GIVEN EXERCISE>
Produce an exact copy of all the records.
/---
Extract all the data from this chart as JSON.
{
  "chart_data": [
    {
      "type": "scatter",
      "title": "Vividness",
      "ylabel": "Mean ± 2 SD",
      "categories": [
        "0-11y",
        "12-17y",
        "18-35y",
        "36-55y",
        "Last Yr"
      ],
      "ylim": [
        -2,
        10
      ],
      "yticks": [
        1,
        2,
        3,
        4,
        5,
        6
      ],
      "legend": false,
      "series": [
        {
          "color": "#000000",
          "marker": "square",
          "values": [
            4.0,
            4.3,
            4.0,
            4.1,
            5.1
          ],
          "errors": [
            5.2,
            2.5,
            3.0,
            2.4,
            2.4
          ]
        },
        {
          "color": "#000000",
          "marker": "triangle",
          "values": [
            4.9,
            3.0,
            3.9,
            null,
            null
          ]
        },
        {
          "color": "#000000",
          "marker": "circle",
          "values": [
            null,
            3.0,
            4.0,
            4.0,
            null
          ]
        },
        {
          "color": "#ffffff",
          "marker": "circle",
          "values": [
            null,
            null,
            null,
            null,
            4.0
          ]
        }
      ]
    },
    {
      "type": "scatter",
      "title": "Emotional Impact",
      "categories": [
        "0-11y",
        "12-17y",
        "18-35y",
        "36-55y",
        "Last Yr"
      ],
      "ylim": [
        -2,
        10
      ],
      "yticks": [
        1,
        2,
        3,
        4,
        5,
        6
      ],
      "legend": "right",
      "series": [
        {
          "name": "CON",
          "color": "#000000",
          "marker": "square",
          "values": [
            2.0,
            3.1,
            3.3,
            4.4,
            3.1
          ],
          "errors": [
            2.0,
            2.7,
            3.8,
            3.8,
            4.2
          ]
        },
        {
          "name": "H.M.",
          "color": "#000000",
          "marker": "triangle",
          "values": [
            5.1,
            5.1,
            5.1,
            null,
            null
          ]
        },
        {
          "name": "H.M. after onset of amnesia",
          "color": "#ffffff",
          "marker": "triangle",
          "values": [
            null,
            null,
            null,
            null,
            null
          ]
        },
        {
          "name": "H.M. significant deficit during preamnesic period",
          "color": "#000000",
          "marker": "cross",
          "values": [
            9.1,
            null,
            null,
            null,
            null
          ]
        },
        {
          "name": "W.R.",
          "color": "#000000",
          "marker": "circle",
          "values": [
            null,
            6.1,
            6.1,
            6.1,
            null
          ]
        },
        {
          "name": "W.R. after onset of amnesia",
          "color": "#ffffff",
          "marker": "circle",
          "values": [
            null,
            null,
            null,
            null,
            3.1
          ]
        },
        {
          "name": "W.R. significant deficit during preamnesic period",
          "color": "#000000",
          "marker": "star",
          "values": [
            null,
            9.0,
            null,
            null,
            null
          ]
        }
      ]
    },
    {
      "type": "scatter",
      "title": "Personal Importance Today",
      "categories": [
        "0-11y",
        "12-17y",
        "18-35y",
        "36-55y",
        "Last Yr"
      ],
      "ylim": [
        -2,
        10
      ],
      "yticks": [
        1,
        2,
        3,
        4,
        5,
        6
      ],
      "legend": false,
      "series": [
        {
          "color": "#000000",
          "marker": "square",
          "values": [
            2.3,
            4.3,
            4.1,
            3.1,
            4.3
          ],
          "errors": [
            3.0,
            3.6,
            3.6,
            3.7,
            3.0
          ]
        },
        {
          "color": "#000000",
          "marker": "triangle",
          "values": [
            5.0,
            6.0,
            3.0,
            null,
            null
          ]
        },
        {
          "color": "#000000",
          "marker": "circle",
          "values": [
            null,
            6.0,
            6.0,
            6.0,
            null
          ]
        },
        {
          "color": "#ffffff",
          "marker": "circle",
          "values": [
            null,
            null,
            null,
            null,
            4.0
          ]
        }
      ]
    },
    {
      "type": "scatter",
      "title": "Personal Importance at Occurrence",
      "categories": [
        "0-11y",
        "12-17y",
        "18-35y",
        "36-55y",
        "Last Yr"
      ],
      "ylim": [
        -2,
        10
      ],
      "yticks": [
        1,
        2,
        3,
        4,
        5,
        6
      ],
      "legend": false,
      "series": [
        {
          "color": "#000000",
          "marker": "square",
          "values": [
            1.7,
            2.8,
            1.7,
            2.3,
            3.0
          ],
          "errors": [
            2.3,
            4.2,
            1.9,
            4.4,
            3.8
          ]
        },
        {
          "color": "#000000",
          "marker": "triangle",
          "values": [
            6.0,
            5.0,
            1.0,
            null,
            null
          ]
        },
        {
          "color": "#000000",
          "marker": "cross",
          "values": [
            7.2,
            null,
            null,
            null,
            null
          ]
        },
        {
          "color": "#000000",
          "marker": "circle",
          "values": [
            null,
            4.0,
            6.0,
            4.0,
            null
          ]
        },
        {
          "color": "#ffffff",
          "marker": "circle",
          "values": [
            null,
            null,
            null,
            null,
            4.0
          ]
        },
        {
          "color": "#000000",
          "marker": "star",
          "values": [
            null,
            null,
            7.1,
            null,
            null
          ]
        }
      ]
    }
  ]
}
\---
EXERCISE OUTPUT>
Extract all the data from this chart as JSON.
{
  "chart_data": [
    {
      "type": "scatter",
      "title": "Vividness",
      "ylabel": "Mean ± 2 SD",
      "categories": [
        "0-11y",
        "12-17y",
        "18-35y",
        "36-55y",
        "Last Yr"
      ],
      "ylim": [
        -2,
        10
      ],
      "yticks": [
        1,
        2,
        3,
        4,
        5,
        6
      ],
      "legend": false,
      "series": [
        {
          "color": "#000000",
          "marker": "square",
          "values": [
            4.0,
            4.3,
            4.0,
            4.1,
            5.1
          ],
          "errors": [
            5.2,
            2.5,
            3.0,
            2.4,
            2.4
          ]
        },
        {
          "color": "#000000",
          "marker": "triangle",
          "values": [
            4.9,
            3.0,
            3.9,
            null,
            null
          ]
        },
        {
          "color": "#000000",
          "marker": "circle",
          "values": [
            null,
            3.0,
            4.0,
            4.0,
            null
          ]
        },
        {
          "color": "#ffffff",
          "marker": "circle",
          "values": [
            null,
            null,
            null,
            null,
            4.0
          ]
        }
      ]
    },
    {
      "type": "scatter",
      "title": "Emotional Impact",
      "categories": [
        "0-11y",
        "12-17y",
        "18-35y",
        "36-55y",
        "Last Yr"
      ],
      "ylim": [
        -2,
        10
      ],
      "yticks": [
        1,
        2,
        3,
        4,
        5,
        6
      ],
      "legend": "right",
      "series": [
        {
          "name": "CON",
          "color": "#000000",
          "marker": "square",
          "values": [
            2.0,
            3.1,
            3.3,
            4.4,
            3.1
          ],
          "errors": [
            2.0,
            2.7,
            3.8,
            3.8,
            4.2
          ]
        },
        {
          "name": "H.M.",
          "color": "#000000",
          "marker": "triangle",
          "values": [
            5.1,
            5.1,
            5.1,
            null,
            null
          ]
        },
        {
          "name": "H.M. after onset of amnesia",
          "color": "#ffffff",
          "marker": "triangle",
          "values": [
            null,
            null,
            null,
            null,
            null
          ]
        },
        {
          "name": "H.M. significant deficit during preamnesic period",
          "color": "#000000",
          "marker": "cross",
          "values": [
            9.1,
            null,
            null,
            null,
            null
          ]
        },
        {
          "name": "W.R.",
          "color": "#000000",
          "marker": "circle",
          "values": [
            null,
            6.1,
            6.1,
            6.1,
            null
          ]
        },
        {
          "name": "W.R. after onset of amnesia",
          "color": "#ffffff",
          "marker": "circle",
          "values": [
            null,
            null,
            null,
            null,
            3.1
          ]
        },
        {
          "name": "W.R. significant deficit during preamnesic period",
          "color": "#000000",
          "marker": "star",
          "values": [
            null,
            9.0,
            null,
            null,
            null
          ]
        }
      ]
    },
    {
      "type": "scatter",
      "title": "Personal Importance Today",
      "categories": [
        "0-11y",
        "12-17y",
        "18-35y",
        "36-55y",
        "Last Yr"
      ],
      "ylim": [
        -2,
        10
      ],
      "yticks": [
        1,
        2,
        3,
        4,
        5,
        6
      ],
      "legend": false,
      "series": [
        {
          "color": "#000000",
          "marker": "square",
          "values": [
            2.3,
            4.3,
            4.1,
            3.1,
            4.3
          ],
          "errors": [
            3.0,
            3.6,
            3.6,
            3.7,
            3.0
          ]
        },
        {
          "color": "#000000",
          "marker": "triangle",
          "values": [
            5.0,
            6.0,
            3.0,
            null,
            null
          ]
        },
        {
          "color": "#000000",
          "marker": "circle",
          "values": [
            null,
            6.0,
            6.0,
            6.0,
            null
          ]
        },
        {
          "color": "#ffffff",
          "marker": "circle",
          "values": [
            null,
            null,
            null,
            null,
            4.0
          ]
        }
      ]
    },
    {
      "type": "scatter",
      "title": "Personal Importance at Occurrence",
      "categories": [
        "0-11y",
        "12-17y",
        "18-35y",
        "36-55y",
        "Last Yr"
      ],
      "ylim": [
        -2,
        10
      ],
      "yticks": [
        1,
        2,
        3,
        4,
        5,
        6
      ],
      "legend": false,
      "series": [
        {
          "color": "#000000",
          "marker": "square",
          "values": [
            1.7,
            2.8,
            1.7,
            2.3,
            3.0
          ],
          "errors": [
            2.3,
            4.2,
            1.9,
            4.4,
            3.8
          ]
        },
        {
          "color": "#000000",
          "marker": "triangle",
          "values": [
            6.0,
            5.0,
            1.0,
            null,
            null
          ]
        },
        {
          "color": "#000000",
          "marker": "cross",
          "values": [
            7.2,
            null,
            null,
            null,
            null
          ]
        },
        {
          "color": "#000000",
          "marker": "circle",
          "values": [
            null,
            4.0,
            6.0,
            4.0,
            null
          ]
        },
        {
          "color": "#ffffff",
          "marker": "circle",
          "values": [
            null,
            null,
            null,
            null,
            4.0
          ]
        },
        {
          "color": "#000000",
          "marker": "star",
          "values": [
            null,
            null,
            7.1,
            null,
            null
          ]
        }
      ]
    }
  ]
}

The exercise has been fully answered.